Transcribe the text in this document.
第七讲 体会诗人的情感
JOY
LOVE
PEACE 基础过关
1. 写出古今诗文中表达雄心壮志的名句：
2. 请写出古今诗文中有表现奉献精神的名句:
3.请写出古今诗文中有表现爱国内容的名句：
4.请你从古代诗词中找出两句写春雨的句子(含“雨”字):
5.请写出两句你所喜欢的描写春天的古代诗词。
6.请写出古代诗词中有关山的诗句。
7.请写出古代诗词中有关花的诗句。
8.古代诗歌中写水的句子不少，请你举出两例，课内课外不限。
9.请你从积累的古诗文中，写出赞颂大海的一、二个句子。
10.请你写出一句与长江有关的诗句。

● **EXERCISE OBJECTIVE**:
The records above should be returned exactly.

● **REPLY**:
Transcribe the text in this document.
第七讲 体会诗人的情感
JOY
LOVE
PEACE 基础过关
1. 写出古今诗文中表达雄心壮志的名句：
2. 请写出古今诗文中有表现奉献精神的名句:
3.请写出古今诗文中有表现爱国内容的名句：
4.请你从古代诗词中找出两句写春雨的句子(含“雨”字):
5.请写出两句你所喜欢的描写春天的古代诗词。
6.请写出古代诗词中有关山的诗句。
7.请写出古代诗词中有关花的诗句。
8.古代诗歌中写水的句子不少，请你举出两例，课内课外不限。
9.请你从积累的古诗文中，写出赞颂大海的一、二个句子。
10.请你写出一句与长江有关的诗句。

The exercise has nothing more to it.